Task objective:
Write out the entries below once more, exactly.

Dataset entries:
────────────────

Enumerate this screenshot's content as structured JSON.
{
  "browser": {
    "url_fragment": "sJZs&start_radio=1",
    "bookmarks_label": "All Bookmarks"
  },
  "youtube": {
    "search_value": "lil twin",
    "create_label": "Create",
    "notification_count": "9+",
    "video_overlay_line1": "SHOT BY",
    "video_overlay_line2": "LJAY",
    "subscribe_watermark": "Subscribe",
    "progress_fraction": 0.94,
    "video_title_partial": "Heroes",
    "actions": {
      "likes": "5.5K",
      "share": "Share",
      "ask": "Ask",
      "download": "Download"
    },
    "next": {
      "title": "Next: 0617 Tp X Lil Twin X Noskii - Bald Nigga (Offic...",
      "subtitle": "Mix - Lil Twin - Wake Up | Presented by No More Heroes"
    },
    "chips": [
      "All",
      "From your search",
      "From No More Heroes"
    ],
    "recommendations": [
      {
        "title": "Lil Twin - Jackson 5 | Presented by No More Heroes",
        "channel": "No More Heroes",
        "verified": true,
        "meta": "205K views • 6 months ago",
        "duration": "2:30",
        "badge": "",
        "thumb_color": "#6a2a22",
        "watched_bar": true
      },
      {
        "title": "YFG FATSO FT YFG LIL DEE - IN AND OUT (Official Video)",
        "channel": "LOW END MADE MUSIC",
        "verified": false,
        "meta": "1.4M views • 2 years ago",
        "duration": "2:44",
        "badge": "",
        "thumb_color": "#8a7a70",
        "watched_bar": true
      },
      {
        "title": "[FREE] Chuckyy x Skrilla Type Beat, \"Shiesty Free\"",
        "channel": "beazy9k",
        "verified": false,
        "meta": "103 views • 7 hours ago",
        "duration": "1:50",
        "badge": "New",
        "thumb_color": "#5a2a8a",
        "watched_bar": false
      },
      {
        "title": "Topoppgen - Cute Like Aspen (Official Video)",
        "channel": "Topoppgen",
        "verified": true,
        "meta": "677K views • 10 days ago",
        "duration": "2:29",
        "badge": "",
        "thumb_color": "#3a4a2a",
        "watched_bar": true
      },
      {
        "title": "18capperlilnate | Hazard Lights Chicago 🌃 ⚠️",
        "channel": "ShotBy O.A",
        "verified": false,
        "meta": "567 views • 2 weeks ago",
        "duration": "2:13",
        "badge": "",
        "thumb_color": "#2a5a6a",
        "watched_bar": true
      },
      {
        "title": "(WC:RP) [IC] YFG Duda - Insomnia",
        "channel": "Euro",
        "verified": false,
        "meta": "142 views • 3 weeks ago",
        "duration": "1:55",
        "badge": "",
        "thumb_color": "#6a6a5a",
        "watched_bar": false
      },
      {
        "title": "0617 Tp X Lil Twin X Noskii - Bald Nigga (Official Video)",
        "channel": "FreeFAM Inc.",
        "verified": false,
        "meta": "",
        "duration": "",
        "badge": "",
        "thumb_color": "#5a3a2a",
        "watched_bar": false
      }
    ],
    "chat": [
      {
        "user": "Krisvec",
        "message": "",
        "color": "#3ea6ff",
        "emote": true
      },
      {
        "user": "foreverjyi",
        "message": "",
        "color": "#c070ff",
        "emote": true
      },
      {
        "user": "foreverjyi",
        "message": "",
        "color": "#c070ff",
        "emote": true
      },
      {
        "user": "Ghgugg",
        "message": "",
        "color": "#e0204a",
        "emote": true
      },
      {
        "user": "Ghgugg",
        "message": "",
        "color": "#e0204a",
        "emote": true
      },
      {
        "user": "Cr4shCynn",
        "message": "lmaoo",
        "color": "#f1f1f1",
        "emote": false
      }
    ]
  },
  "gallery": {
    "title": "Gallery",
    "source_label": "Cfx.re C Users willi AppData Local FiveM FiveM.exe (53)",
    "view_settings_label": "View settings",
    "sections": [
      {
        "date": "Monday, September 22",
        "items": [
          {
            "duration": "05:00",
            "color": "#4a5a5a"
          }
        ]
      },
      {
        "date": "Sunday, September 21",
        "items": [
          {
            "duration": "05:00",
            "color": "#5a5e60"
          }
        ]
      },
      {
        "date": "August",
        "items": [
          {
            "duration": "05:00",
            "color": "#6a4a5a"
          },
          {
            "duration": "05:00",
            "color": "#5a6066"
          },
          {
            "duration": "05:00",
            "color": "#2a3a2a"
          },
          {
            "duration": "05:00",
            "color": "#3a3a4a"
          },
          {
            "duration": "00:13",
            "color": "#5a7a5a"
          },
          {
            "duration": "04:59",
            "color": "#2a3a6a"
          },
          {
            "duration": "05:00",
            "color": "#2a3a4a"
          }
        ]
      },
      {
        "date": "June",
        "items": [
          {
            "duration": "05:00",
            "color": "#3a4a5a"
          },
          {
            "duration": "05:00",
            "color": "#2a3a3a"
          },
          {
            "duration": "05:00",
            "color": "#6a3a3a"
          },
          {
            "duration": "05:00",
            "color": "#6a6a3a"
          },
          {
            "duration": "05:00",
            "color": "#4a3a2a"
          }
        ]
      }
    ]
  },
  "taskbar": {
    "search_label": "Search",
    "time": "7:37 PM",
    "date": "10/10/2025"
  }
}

────────────────

The solution:
Enumerate this screenshot's content as structured JSON.
{
  "browser": {
    "url_fragment": "sJZs&start_radio=1",
    "bookmarks_label": "All Bookmarks"
  },
  "youtube": {
    "search_value": "lil twin",
    "create_label": "Create",
    "notification_count": "9+",
    "video_overlay_line1": "SHOT BY",
    "video_overlay_line2": "LJAY",
    "subscribe_watermark": "Subscribe",
    "progress_fraction": 0.94,
    "video_title_partial": "Heroes",
    "actions": {
      "likes": "5.5K",
      "share": "Share",
      "ask": "Ask",
      "download": "Download"
    },
    "next": {
      "title": "Next: 0617 Tp X Lil Twin X Noskii - Bald Nigga (Offic...",
      "subtitle": "Mix - Lil Twin - Wake Up | Presented by No More Heroes"
    },
    "chips": [
      "All",
      "From your search",
      "From No More Heroes"
    ],
    "recommendations": [
      {
        "title": "Lil Twin - Jackson 5 | Presented by No More Heroes",
        "channel": "No More Heroes",
        "verified": true,
        "meta": "205K views • 6 months ago",
        "duration": "2:30",
        "badge": "",
        "thumb_color": "#6a2a22",
        "watched_bar": true
      },
      {
        "title": "YFG FATSO FT YFG LIL DEE - IN AND OUT (Official Video)",
        "channel": "LOW END MADE MUSIC",
        "verified": false,
        "meta": "1.4M views • 2 years ago",
        "duration": "2:44",
        "badge": "",
        "thumb_color": "#8a7a70",
        "watched_bar": true
      },
      {
        "title": "[FREE] Chuckyy x Skrilla Type Beat, \"Shiesty Free\"",
        "channel": "beazy9k",
        "verified": false,
        "meta": "103 views • 7 hours ago",
        "duration": "1:50",
        "badge": "New",
        "thumb_color": "#5a2a8a",
        "watched_bar": false
      },
      {
        "title": "Topoppgen - Cute Like Aspen (Official Video)",
        "channel": "Topoppgen",
        "verified": true,
        "meta": "677K views • 10 days ago",
        "duration": "2:29",
        "badge": "",
        "thumb_color": "#3a4a2a",
        "watched_bar": true
      },
      {
        "title": "18capperlilnate | Hazard Lights Chicago 🌃 ⚠️",
        "channel": "ShotBy O.A",
        "verified": false,
        "meta": "567 views • 2 weeks ago",
        "duration": "2:13",
        "badge": "",
        "thumb_color": "#2a5a6a",
        "watched_bar": true
      },
      {
        "title": "(WC:RP) [IC] YFG Duda - Insomnia",
        "channel": "Euro",
        "verified": false,
        "meta": "142 views • 3 weeks ago",
        "duration": "1:55",
        "badge": "",
        "thumb_color": "#6a6a5a",
        "watched_bar": false
      },
      {
        "title": "0617 Tp X Lil Twin X Noskii - Bald Nigga (Official Video)",
        "channel": "FreeFAM Inc.",
        "verified": false,
        "meta": "",
        "duration": "",
        "badge": "",
        "thumb_color": "#5a3a2a",
        "watched_bar": false
      }
    ],
    "chat": [
      {
        "user": "Krisvec",
        "message": "",
        "color": "#3ea6ff",
        "emote": true
      },
      {
        "user": "foreverjyi",
        "message": "",
        "color": "#c070ff",
        "emote": true
      },
      {
        "user": "foreverjyi",
        "message": "",
        "color": "#c070ff",
        "emote": true
      },
      {
        "user": "Ghgugg",
        "message": "",
        "color": "#e0204a",
        "emote": true
      },
      {
        "user": "Ghgugg",
        "message": "",
        "color": "#e0204a",
        "emote": true
      },
      {
        "user": "Cr4shCynn",
        "message": "lmaoo",
        "color": "#f1f1f1",
        "emote": false
      }
    ]
  },
  "gallery": {
    "title": "Gallery",
    "source_label": "Cfx.re C Users willi AppData Local FiveM FiveM.exe (53)",
    "view_settings_label": "View settings",
    "sections": [
      {
        "date": "Monday, September 22",
        "items": [
          {
            "duration": "05:00",
            "color": "#4a5a5a"
          }
        ]
      },
      {
        "date": "Sunday, September 21",
        "items": [
          {
            "duration": "05:00",
            "color": "#5a5e60"
          }
        ]
      },
      {
        "date": "August",
        "items": [
          {
            "duration": "05:00",
            "color": "#6a4a5a"
          },
          {
            "duration": "05:00",
            "color": "#5a6066"
          },
          {
            "duration": "05:00",
            "color": "#2a3a2a"
          },
          {
            "duration": "05:00",
            "color": "#3a3a4a"
          },
          {
            "duration": "00:13",
            "color": "#5a7a5a"
          },
          {
            "duration": "04:59",
            "color": "#2a3a6a"
          },
          {
            "duration": "05:00",
            "color": "#2a3a4a"
          }
        ]
      },
      {
        "date": "June",
        "items": [
          {
            "duration": "05:00",
            "color": "#3a4a5a"
          },
          {
            "duration": "05:00",
            "color": "#2a3a3a"
          },
          {
            "duration": "05:00",
            "color": "#6a3a3a"
          },
          {
            "duration": "05:00",
            "color": "#6a6a3a"
          },
          {
            "duration": "05:00",
            "color": "#4a3a2a"
          }
        ]
      }
    ]
  },
  "taskbar": {
    "search_label": "Search",
    "time": "7:37 PM",
    "date": "10/10/2025"
  }
}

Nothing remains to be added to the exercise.